## START Data records

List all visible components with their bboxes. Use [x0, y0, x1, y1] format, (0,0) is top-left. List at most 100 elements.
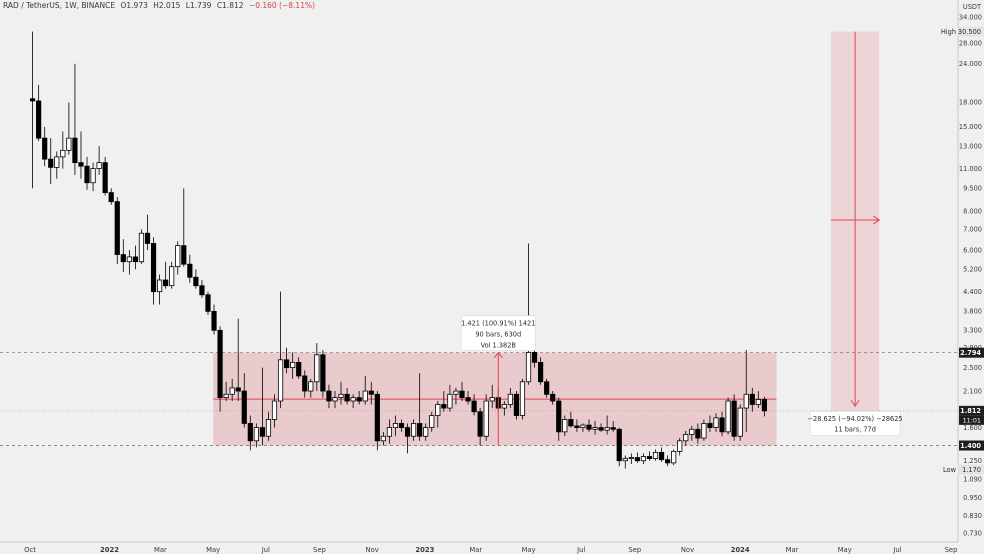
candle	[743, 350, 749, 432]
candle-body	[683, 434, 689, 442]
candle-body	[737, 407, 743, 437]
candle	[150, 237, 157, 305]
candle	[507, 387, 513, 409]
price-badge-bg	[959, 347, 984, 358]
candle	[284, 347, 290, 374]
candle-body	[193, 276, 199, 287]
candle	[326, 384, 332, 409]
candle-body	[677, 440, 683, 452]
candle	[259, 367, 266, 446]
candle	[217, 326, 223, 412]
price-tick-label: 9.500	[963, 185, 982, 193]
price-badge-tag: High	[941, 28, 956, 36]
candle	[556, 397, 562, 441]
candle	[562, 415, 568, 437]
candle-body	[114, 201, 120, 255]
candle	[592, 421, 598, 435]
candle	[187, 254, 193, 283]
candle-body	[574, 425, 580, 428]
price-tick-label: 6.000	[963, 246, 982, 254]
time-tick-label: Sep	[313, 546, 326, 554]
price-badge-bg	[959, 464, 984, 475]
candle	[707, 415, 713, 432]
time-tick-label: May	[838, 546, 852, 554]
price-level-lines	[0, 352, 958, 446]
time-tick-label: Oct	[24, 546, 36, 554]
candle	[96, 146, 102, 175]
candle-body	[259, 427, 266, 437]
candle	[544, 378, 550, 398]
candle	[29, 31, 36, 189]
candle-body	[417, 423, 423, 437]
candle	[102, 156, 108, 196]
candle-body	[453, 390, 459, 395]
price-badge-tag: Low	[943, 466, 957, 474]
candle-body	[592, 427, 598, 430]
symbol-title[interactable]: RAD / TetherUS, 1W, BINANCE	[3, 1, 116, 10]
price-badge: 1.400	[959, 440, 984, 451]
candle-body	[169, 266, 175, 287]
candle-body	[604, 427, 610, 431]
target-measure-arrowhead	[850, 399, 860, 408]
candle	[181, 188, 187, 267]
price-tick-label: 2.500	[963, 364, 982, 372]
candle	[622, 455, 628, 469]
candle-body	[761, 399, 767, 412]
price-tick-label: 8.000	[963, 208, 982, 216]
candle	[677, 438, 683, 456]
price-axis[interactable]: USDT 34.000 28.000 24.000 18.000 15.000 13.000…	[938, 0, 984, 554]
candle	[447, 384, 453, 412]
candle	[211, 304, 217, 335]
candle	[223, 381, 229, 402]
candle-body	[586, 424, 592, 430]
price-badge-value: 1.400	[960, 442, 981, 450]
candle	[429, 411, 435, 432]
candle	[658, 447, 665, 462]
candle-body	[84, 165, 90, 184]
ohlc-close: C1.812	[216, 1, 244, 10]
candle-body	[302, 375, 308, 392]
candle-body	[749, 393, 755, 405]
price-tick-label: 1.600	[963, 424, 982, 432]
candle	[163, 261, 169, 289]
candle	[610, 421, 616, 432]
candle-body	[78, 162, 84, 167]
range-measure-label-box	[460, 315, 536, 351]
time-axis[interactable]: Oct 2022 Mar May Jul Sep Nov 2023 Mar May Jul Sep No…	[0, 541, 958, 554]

## END Data records

▶ Instruction: Reproduce every line of the entries above verbatim, leaving out only the picture lines.

▶ Solution to the exercise:
List all visible components with their bboxes. Use [x0, y0, x1, y1] format, (0,0) is top-left. List at most 100 elements.
candle	[743, 350, 749, 432]
candle-body	[683, 434, 689, 442]
candle-body	[737, 407, 743, 437]
candle	[150, 237, 157, 305]
candle	[507, 387, 513, 409]
price-badge-bg	[959, 347, 984, 358]
candle	[284, 347, 290, 374]
candle-body	[193, 276, 199, 287]
candle	[326, 384, 332, 409]
candle-body	[677, 440, 683, 452]
candle	[259, 367, 266, 446]
candle	[217, 326, 223, 412]
price-tick-label: 9.500	[963, 185, 982, 193]
price-badge-tag: High	[941, 28, 956, 36]
candle	[556, 397, 562, 441]
candle	[562, 415, 568, 437]
candle-body	[114, 201, 120, 255]
candle	[592, 421, 598, 435]
candle	[187, 254, 193, 283]
candle-body	[574, 425, 580, 428]
price-tick-label: 6.000	[963, 246, 982, 254]
time-tick-label: Sep	[313, 546, 326, 554]
price-badge-bg	[959, 464, 984, 475]
candle	[707, 415, 713, 432]
time-tick-label: May	[838, 546, 852, 554]
price-level-lines	[0, 352, 958, 446]
time-tick-label: Oct	[24, 546, 36, 554]
candle	[96, 146, 102, 175]
candle-body	[259, 427, 266, 437]
candle	[544, 378, 550, 398]
candle	[29, 31, 36, 189]
candle-body	[417, 423, 423, 437]
candle	[102, 156, 108, 196]
candle-body	[453, 390, 459, 395]
price-badge-tag: Low	[943, 466, 957, 474]
candle-body	[592, 427, 598, 430]
symbol-title[interactable]: RAD / TetherUS, 1W, BINANCE	[3, 1, 116, 10]
price-badge: 1.400	[959, 440, 984, 451]
candle-body	[169, 266, 175, 287]
candle-body	[604, 427, 610, 431]
target-measure-arrowhead	[850, 399, 860, 408]
candle	[181, 188, 187, 267]
price-tick-label: 2.500	[963, 364, 982, 372]
candle	[622, 455, 628, 469]
candle-body	[761, 399, 767, 412]
price-tick-label: 8.000	[963, 208, 982, 216]
candle	[677, 438, 683, 456]
price-axis[interactable]: USDT 34.000 28.000 24.000 18.000 15.000 13.000…	[938, 0, 984, 554]
candle	[447, 384, 453, 412]
candle	[211, 304, 217, 335]
candle	[223, 381, 229, 402]
candle-body	[586, 424, 592, 430]
price-badge-value: 1.400	[960, 442, 981, 450]
candle	[429, 411, 435, 432]
candle	[658, 447, 665, 462]
candle-body	[84, 165, 90, 184]
ohlc-close: C1.812	[216, 1, 244, 10]
candle-body	[302, 375, 308, 392]
candle-body	[749, 393, 755, 405]
price-tick-label: 1.600	[963, 424, 982, 432]
candle	[163, 261, 169, 289]
candle	[610, 421, 616, 432]
candle-body	[78, 162, 84, 167]
range-measure-label-box	[460, 315, 536, 351]
time-axis[interactable]: Oct 2022 Mar May Jul Sep Nov 2023 Mar May Jul Sep No…	[0, 541, 958, 554]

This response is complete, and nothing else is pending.